• WHAT IS NEEDED
Write down each entry again, exactly as it reads.

######

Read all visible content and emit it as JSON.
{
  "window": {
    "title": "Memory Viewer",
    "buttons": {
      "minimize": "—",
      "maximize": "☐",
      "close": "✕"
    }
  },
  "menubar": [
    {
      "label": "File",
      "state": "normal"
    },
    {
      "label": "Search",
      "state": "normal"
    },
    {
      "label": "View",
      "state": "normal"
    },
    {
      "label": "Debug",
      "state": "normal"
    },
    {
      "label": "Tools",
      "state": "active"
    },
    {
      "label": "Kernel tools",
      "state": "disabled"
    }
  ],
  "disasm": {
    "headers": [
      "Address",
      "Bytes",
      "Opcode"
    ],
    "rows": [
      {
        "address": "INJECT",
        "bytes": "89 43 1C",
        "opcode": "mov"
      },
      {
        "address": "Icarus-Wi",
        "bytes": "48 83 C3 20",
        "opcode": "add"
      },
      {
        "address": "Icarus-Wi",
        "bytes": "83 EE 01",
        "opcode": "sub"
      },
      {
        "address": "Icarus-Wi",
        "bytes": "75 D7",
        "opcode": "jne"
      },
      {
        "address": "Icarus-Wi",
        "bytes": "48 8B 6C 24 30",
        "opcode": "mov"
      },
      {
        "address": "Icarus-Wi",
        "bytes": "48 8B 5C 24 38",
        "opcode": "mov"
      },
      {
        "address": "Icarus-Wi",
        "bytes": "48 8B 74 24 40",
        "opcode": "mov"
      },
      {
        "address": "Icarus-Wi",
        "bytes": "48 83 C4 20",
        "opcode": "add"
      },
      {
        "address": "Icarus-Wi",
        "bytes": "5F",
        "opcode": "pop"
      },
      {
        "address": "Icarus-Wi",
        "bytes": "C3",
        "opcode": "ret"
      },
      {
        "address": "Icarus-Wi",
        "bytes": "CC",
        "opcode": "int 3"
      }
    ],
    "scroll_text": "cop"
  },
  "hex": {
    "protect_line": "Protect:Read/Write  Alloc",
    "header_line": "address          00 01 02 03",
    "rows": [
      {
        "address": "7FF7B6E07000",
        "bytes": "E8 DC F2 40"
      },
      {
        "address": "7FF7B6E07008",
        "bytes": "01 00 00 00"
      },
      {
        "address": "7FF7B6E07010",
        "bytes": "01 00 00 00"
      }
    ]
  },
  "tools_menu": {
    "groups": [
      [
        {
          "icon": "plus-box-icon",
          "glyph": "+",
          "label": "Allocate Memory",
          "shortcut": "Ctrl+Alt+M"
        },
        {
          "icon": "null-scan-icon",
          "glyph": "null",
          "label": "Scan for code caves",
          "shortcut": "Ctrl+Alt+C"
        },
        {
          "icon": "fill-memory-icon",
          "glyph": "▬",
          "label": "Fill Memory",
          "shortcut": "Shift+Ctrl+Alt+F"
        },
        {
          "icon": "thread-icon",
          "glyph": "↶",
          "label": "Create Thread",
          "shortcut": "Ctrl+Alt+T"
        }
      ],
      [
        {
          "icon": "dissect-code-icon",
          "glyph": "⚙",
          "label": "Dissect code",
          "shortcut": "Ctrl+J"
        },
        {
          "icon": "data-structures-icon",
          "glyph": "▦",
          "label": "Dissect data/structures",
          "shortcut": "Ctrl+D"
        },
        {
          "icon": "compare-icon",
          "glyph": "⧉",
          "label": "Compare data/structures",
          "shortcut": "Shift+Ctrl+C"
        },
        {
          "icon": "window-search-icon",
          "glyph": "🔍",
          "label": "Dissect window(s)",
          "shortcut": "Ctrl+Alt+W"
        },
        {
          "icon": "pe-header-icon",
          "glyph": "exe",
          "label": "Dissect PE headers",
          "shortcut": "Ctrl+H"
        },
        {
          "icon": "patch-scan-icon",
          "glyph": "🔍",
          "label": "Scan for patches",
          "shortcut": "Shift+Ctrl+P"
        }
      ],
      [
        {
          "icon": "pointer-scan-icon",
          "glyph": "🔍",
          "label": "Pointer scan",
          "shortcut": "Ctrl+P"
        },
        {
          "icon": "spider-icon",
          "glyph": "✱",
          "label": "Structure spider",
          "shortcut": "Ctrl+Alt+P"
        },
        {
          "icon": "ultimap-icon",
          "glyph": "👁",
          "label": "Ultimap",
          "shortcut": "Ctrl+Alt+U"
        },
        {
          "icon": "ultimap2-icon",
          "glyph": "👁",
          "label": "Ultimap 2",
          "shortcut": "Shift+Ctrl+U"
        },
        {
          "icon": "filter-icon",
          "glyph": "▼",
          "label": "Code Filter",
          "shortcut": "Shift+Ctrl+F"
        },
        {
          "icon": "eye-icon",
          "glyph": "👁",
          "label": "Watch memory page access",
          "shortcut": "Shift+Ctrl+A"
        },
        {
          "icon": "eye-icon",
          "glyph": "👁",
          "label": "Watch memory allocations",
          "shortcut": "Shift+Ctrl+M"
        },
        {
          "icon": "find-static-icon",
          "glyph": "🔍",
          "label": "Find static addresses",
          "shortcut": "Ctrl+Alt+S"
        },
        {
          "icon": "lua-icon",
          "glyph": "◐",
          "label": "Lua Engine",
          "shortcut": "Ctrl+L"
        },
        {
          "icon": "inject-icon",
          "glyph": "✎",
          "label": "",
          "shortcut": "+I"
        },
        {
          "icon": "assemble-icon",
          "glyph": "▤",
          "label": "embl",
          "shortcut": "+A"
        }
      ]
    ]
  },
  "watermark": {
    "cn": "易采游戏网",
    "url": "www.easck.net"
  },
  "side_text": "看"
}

######

• IN RESPONSE
Read all visible content and emit it as JSON.
{
  "window": {
    "title": "Memory Viewer",
    "buttons": {
      "minimize": "—",
      "maximize": "☐",
      "close": "✕"
    }
  },
  "menubar": [
    {
      "label": "File",
      "state": "normal"
    },
    {
      "label": "Search",
      "state": "normal"
    },
    {
      "label": "View",
      "state": "normal"
    },
    {
      "label": "Debug",
      "state": "normal"
    },
    {
      "label": "Tools",
      "state": "active"
    },
    {
      "label": "Kernel tools",
      "state": "disabled"
    }
  ],
  "disasm": {
    "headers": [
      "Address",
      "Bytes",
      "Opcode"
    ],
    "rows": [
      {
        "address": "INJECT",
        "bytes": "89 43 1C",
        "opcode": "mov"
      },
      {
        "address": "Icarus-Wi",
        "bytes": "48 83 C3 20",
        "opcode": "add"
      },
      {
        "address": "Icarus-Wi",
        "bytes": "83 EE 01",
        "opcode": "sub"
      },
      {
        "address": "Icarus-Wi",
        "bytes": "75 D7",
        "opcode": "jne"
      },
      {
        "address": "Icarus-Wi",
        "bytes": "48 8B 6C 24 30",
        "opcode": "mov"
      },
      {
        "address": "Icarus-Wi",
        "bytes": "48 8B 5C 24 38",
        "opcode": "mov"
      },
      {
        "address": "Icarus-Wi",
        "bytes": "48 8B 74 24 40",
        "opcode": "mov"
      },
      {
        "address": "Icarus-Wi",
        "bytes": "48 83 C4 20",
        "opcode": "add"
      },
      {
        "address": "Icarus-Wi",
        "bytes": "5F",
        "opcode": "pop"
      },
      {
        "address": "Icarus-Wi",
        "bytes": "C3",
        "opcode": "ret"
      },
      {
        "address": "Icarus-Wi",
        "bytes": "CC",
        "opcode": "int 3"
      }
    ],
    "scroll_text": "cop"
  },
  "hex": {
    "protect_line": "Protect:Read/Write  Alloc",
    "header_line": "address          00 01 02 03",
    "rows": [
      {
        "address": "7FF7B6E07000",
        "bytes": "E8 DC F2 40"
      },
      {
        "address": "7FF7B6E07008",
        "bytes": "01 00 00 00"
      },
      {
        "address": "7FF7B6E07010",
        "bytes": "01 00 00 00"
      }
    ]
  },
  "tools_menu": {
    "groups": [
      [
        {
          "icon": "plus-box-icon",
          "glyph": "+",
          "label": "Allocate Memory",
          "shortcut": "Ctrl+Alt+M"
        },
        {
          "icon": "null-scan-icon",
          "glyph": "null",
          "label": "Scan for code caves",
          "shortcut": "Ctrl+Alt+C"
        },
        {
          "icon": "fill-memory-icon",
          "glyph": "▬",
          "label": "Fill Memory",
          "shortcut": "Shift+Ctrl+Alt+F"
        },
        {
          "icon": "thread-icon",
          "glyph": "↶",
          "label": "Create Thread",
          "shortcut": "Ctrl+Alt+T"
        }
      ],
      [
        {
          "icon": "dissect-code-icon",
          "glyph": "⚙",
          "label": "Dissect code",
          "shortcut": "Ctrl+J"
        },
        {
          "icon": "data-structures-icon",
          "glyph": "▦",
          "label": "Dissect data/structures",
          "shortcut": "Ctrl+D"
        },
        {
          "icon": "compare-icon",
          "glyph": "⧉",
          "label": "Compare data/structures",
          "shortcut": "Shift+Ctrl+C"
        },
        {
          "icon": "window-search-icon",
          "glyph": "🔍",
          "label": "Dissect window(s)",
          "shortcut": "Ctrl+Alt+W"
        },
        {
          "icon": "pe-header-icon",
          "glyph": "exe",
          "label": "Dissect PE headers",
          "shortcut": "Ctrl+H"
        },
        {
          "icon": "patch-scan-icon",
          "glyph": "🔍",
          "label": "Scan for patches",
          "shortcut": "Shift+Ctrl+P"
        }
      ],
      [
        {
          "icon": "pointer-scan-icon",
          "glyph": "🔍",
          "label": "Pointer scan",
          "shortcut": "Ctrl+P"
        },
        {
          "icon": "spider-icon",
          "glyph": "✱",
          "label": "Structure spider",
          "shortcut": "Ctrl+Alt+P"
        },
        {
          "icon": "ultimap-icon",
          "glyph": "👁",
          "label": "Ultimap",
          "shortcut": "Ctrl+Alt+U"
        },
        {
          "icon": "ultimap2-icon",
          "glyph": "👁",
          "label": "Ultimap 2",
          "shortcut": "Shift+Ctrl+U"
        },
        {
          "icon": "filter-icon",
          "glyph": "▼",
          "label": "Code Filter",
          "shortcut": "Shift+Ctrl+F"
        },
        {
          "icon": "eye-icon",
          "glyph": "👁",
          "label": "Watch memory page access",
          "shortcut": "Shift+Ctrl+A"
        },
        {
          "icon": "eye-icon",
          "glyph": "👁",
          "label": "Watch memory allocations",
          "shortcut": "Shift+Ctrl+M"
        },
        {
          "icon": "find-static-icon",
          "glyph": "🔍",
          "label": "Find static addresses",
          "shortcut": "Ctrl+Alt+S"
        },
        {
          "icon": "lua-icon",
          "glyph": "◐",
          "label": "Lua Engine",
          "shortcut": "Ctrl+L"
        },
        {
          "icon": "inject-icon",
          "glyph": "✎",
          "label": "",
          "shortcut": "+I"
        },
        {
          "icon": "assemble-icon",
          "glyph": "▤",
          "label": "embl",
          "shortcut": "+A"
        }
      ]
    ]
  },
  "watermark": {
    "cn": "易采游戏网",
    "url": "www.easck.net"
  },
  "side_text": "看"
}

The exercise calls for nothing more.